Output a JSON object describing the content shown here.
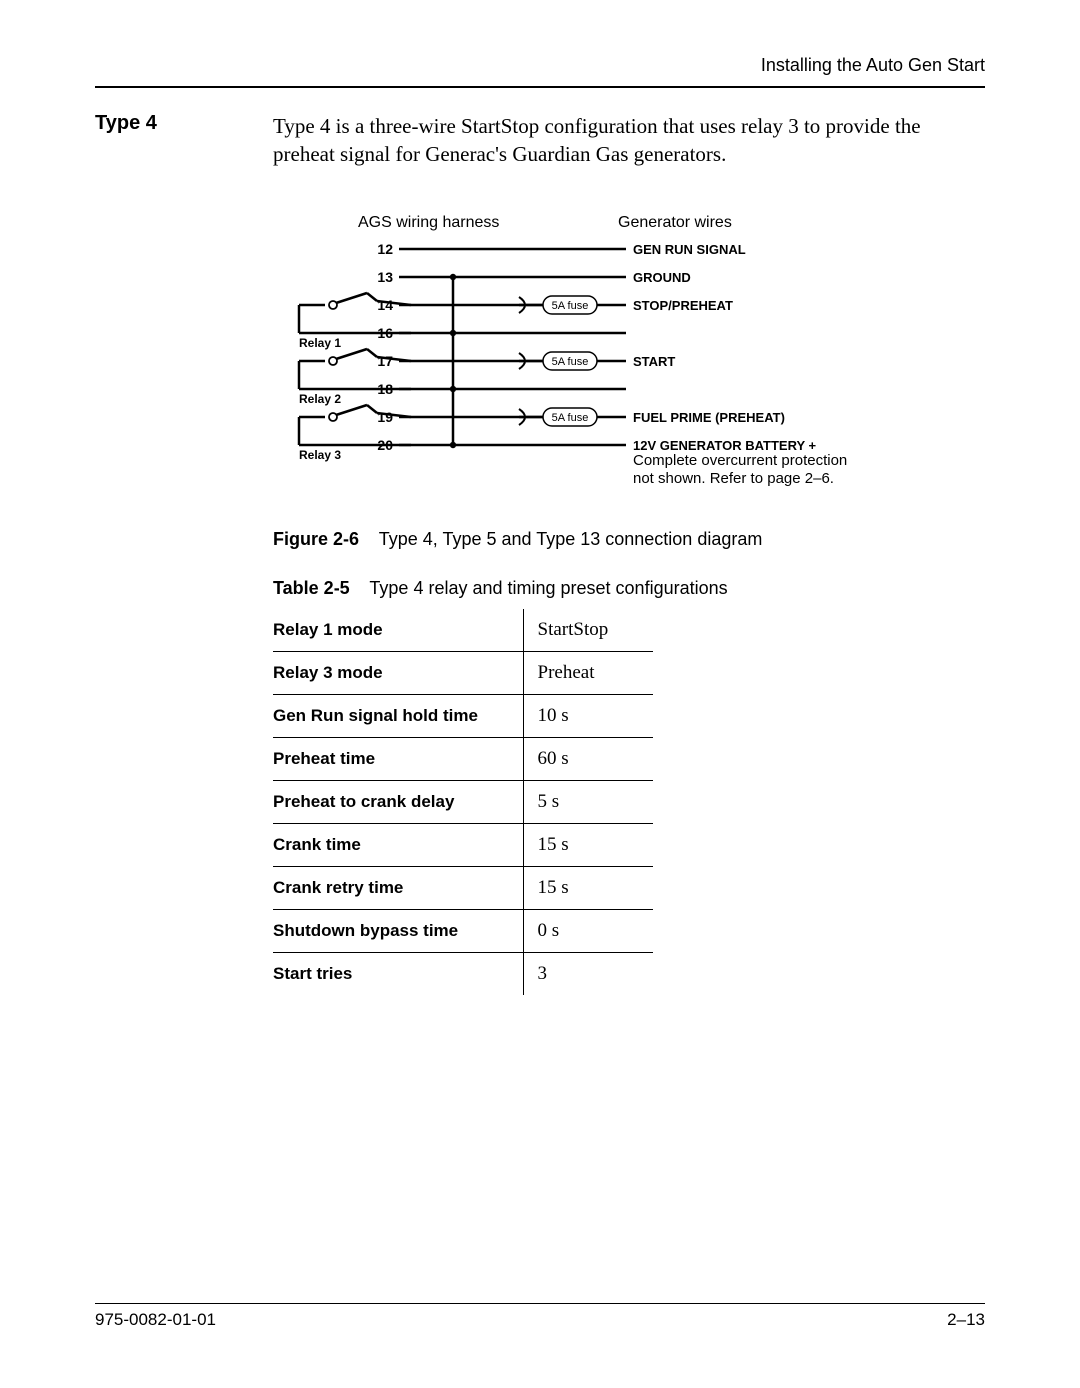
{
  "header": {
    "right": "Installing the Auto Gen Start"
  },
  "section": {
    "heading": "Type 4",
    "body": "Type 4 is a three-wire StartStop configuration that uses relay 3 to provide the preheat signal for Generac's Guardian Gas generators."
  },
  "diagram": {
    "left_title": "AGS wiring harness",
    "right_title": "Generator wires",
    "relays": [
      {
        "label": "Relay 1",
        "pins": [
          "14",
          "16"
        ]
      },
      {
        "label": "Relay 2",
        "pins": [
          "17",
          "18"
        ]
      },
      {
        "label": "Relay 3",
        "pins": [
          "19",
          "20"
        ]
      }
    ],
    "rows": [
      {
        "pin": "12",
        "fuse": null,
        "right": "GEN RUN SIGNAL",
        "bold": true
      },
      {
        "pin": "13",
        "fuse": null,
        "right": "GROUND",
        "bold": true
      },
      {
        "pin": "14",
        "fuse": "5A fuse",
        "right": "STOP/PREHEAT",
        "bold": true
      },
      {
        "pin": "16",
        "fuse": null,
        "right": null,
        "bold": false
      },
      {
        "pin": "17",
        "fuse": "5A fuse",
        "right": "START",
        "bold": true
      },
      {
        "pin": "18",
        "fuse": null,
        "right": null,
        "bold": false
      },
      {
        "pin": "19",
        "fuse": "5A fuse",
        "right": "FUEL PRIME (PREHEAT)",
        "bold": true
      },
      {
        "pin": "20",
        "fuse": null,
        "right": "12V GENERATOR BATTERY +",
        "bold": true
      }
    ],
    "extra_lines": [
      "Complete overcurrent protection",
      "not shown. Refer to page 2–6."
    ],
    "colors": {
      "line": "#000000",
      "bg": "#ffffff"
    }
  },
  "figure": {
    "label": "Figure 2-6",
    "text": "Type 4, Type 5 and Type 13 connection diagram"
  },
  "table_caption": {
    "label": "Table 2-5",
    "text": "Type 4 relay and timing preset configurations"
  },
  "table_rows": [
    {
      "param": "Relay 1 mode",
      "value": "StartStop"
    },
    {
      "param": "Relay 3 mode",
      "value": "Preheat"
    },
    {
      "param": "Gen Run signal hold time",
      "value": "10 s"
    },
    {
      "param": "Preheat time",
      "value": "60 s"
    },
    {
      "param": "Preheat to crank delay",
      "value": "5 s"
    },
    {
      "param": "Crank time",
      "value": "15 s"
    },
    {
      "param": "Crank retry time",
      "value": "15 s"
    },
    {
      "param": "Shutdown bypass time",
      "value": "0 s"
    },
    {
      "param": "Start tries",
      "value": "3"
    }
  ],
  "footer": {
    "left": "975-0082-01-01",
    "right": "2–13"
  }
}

########

Required work:
Every line of the listing that holds "shown" should be found and copied.

Task answer:
Output a JSON object describing the content shown here.
      "not shown. Refer to page 2–6."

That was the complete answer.